**WRITTEN EXERCISE:** Write out, precisely and in full, each line of the material.
BEGIN ENTRIES PROVIDED
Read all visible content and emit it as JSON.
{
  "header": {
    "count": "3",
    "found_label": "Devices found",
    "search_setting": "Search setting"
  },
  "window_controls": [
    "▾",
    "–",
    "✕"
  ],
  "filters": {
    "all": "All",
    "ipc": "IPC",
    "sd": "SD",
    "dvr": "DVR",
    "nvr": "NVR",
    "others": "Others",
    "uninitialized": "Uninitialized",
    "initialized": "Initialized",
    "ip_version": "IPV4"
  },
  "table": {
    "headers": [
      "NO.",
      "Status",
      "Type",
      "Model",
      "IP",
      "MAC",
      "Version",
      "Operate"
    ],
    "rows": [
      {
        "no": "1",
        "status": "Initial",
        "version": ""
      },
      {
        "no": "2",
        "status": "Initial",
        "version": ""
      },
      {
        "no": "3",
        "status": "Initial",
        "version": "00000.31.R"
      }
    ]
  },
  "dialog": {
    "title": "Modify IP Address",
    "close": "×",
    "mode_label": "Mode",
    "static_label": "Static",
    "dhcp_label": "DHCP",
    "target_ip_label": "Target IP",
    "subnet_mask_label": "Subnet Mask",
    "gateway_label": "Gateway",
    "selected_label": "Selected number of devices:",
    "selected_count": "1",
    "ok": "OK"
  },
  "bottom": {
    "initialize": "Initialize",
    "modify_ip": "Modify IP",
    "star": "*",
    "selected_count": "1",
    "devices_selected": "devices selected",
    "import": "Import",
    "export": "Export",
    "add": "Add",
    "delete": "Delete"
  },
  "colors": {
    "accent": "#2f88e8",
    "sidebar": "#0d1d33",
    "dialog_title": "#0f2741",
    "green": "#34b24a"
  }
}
END ENTRIES PROVIDED
**RESULT:**
Read all visible content and emit it as JSON.
{
  "header": {
    "count": "3",
    "found_label": "Devices found",
    "search_setting": "Search setting"
  },
  "window_controls": [
    "▾",
    "–",
    "✕"
  ],
  "filters": {
    "all": "All",
    "ipc": "IPC",
    "sd": "SD",
    "dvr": "DVR",
    "nvr": "NVR",
    "others": "Others",
    "uninitialized": "Uninitialized",
    "initialized": "Initialized",
    "ip_version": "IPV4"
  },
  "table": {
    "headers": [
      "NO.",
      "Status",
      "Type",
      "Model",
      "IP",
      "MAC",
      "Version",
      "Operate"
    ],
    "rows": [
      {
        "no": "1",
        "status": "Initial",
        "version": ""
      },
      {
        "no": "2",
        "status": "Initial",
        "version": ""
      },
      {
        "no": "3",
        "status": "Initial",
        "version": "00000.31.R"
      }
    ]
  },
  "dialog": {
    "title": "Modify IP Address",
    "close": "×",
    "mode_label": "Mode",
    "static_label": "Static",
    "dhcp_label": "DHCP",
    "target_ip_label": "Target IP",
    "subnet_mask_label": "Subnet Mask",
    "gateway_label": "Gateway",
    "selected_label": "Selected number of devices:",
    "selected_count": "1",
    "ok": "OK"
  },
  "bottom": {
    "initialize": "Initialize",
    "modify_ip": "Modify IP",
    "star": "*",
    "selected_count": "1",
    "devices_selected": "devices selected",
    "import": "Import",
    "export": "Export",
    "add": "Add",
    "delete": "Delete"
  },
  "colors": {
    "accent": "#2f88e8",
    "sidebar": "#0d1d33",
    "dialog_title": "#0f2741",
    "green": "#34b24a"
  }
}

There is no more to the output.